**Instructions to follow**
Copy the data word for word, keeping every line.

**** Information supplied ****

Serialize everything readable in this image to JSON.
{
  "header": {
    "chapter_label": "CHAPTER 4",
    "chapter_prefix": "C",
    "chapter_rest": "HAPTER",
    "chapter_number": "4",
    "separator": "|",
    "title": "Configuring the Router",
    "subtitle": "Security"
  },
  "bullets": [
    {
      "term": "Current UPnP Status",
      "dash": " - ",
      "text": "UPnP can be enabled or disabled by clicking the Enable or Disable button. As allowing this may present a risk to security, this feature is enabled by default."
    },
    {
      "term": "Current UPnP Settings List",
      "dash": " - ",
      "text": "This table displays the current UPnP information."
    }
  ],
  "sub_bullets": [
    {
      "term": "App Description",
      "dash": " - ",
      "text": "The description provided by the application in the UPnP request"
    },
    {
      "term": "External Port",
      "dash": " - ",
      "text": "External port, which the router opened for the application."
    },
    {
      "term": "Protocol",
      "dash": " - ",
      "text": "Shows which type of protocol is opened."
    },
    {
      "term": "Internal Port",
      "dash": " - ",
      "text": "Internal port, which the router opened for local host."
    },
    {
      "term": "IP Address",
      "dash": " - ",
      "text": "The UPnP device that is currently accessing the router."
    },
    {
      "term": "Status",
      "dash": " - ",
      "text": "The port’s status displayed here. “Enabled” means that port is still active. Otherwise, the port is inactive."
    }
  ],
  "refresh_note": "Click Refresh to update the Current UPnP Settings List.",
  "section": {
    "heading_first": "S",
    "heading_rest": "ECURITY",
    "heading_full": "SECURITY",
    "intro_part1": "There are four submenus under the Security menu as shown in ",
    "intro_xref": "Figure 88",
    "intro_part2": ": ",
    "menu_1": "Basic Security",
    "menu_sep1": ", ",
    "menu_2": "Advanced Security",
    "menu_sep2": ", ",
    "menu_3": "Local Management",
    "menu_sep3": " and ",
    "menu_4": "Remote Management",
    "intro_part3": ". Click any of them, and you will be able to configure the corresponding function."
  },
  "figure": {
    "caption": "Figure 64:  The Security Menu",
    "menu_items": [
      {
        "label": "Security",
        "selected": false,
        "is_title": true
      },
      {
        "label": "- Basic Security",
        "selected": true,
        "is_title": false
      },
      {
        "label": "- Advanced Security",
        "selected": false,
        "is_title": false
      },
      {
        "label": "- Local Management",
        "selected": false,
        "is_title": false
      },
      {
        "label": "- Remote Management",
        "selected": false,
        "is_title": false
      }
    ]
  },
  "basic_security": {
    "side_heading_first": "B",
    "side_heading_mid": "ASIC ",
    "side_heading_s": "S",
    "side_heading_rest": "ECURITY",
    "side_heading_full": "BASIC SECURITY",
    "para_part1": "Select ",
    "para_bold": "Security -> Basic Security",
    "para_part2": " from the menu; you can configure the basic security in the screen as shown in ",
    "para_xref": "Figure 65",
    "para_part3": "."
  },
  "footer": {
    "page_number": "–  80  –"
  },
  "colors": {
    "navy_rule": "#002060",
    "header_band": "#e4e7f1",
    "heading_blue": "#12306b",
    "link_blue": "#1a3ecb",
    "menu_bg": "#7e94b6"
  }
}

****

**Reply to the exercise**
Serialize everything readable in this image to JSON.
{
  "header": {
    "chapter_label": "CHAPTER 4",
    "chapter_prefix": "C",
    "chapter_rest": "HAPTER",
    "chapter_number": "4",
    "separator": "|",
    "title": "Configuring the Router",
    "subtitle": "Security"
  },
  "bullets": [
    {
      "term": "Current UPnP Status",
      "dash": " - ",
      "text": "UPnP can be enabled or disabled by clicking the Enable or Disable button. As allowing this may present a risk to security, this feature is enabled by default."
    },
    {
      "term": "Current UPnP Settings List",
      "dash": " - ",
      "text": "This table displays the current UPnP information."
    }
  ],
  "sub_bullets": [
    {
      "term": "App Description",
      "dash": " - ",
      "text": "The description provided by the application in the UPnP request"
    },
    {
      "term": "External Port",
      "dash": " - ",
      "text": "External port, which the router opened for the application."
    },
    {
      "term": "Protocol",
      "dash": " - ",
      "text": "Shows which type of protocol is opened."
    },
    {
      "term": "Internal Port",
      "dash": " - ",
      "text": "Internal port, which the router opened for local host."
    },
    {
      "term": "IP Address",
      "dash": " - ",
      "text": "The UPnP device that is currently accessing the router."
    },
    {
      "term": "Status",
      "dash": " - ",
      "text": "The port’s status displayed here. “Enabled” means that port is still active. Otherwise, the port is inactive."
    }
  ],
  "refresh_note": "Click Refresh to update the Current UPnP Settings List.",
  "section": {
    "heading_first": "S",
    "heading_rest": "ECURITY",
    "heading_full": "SECURITY",
    "intro_part1": "There are four submenus under the Security menu as shown in ",
    "intro_xref": "Figure 88",
    "intro_part2": ": ",
    "menu_1": "Basic Security",
    "menu_sep1": ", ",
    "menu_2": "Advanced Security",
    "menu_sep2": ", ",
    "menu_3": "Local Management",
    "menu_sep3": " and ",
    "menu_4": "Remote Management",
    "intro_part3": ". Click any of them, and you will be able to configure the corresponding function."
  },
  "figure": {
    "caption": "Figure 64:  The Security Menu",
    "menu_items": [
      {
        "label": "Security",
        "selected": false,
        "is_title": true
      },
      {
        "label": "- Basic Security",
        "selected": true,
        "is_title": false
      },
      {
        "label": "- Advanced Security",
        "selected": false,
        "is_title": false
      },
      {
        "label": "- Local Management",
        "selected": false,
        "is_title": false
      },
      {
        "label": "- Remote Management",
        "selected": false,
        "is_title": false
      }
    ]
  },
  "basic_security": {
    "side_heading_first": "B",
    "side_heading_mid": "ASIC ",
    "side_heading_s": "S",
    "side_heading_rest": "ECURITY",
    "side_heading_full": "BASIC SECURITY",
    "para_part1": "Select ",
    "para_bold": "Security -> Basic Security",
    "para_part2": " from the menu; you can configure the basic security in the screen as shown in ",
    "para_xref": "Figure 65",
    "para_part3": "."
  },
  "footer": {
    "page_number": "–  80  –"
  },
  "colors": {
    "navy_rule": "#002060",
    "header_band": "#e4e7f1",
    "heading_blue": "#12306b",
    "link_blue": "#1a3ecb",
    "menu_bg": "#7e94b6"
  }
}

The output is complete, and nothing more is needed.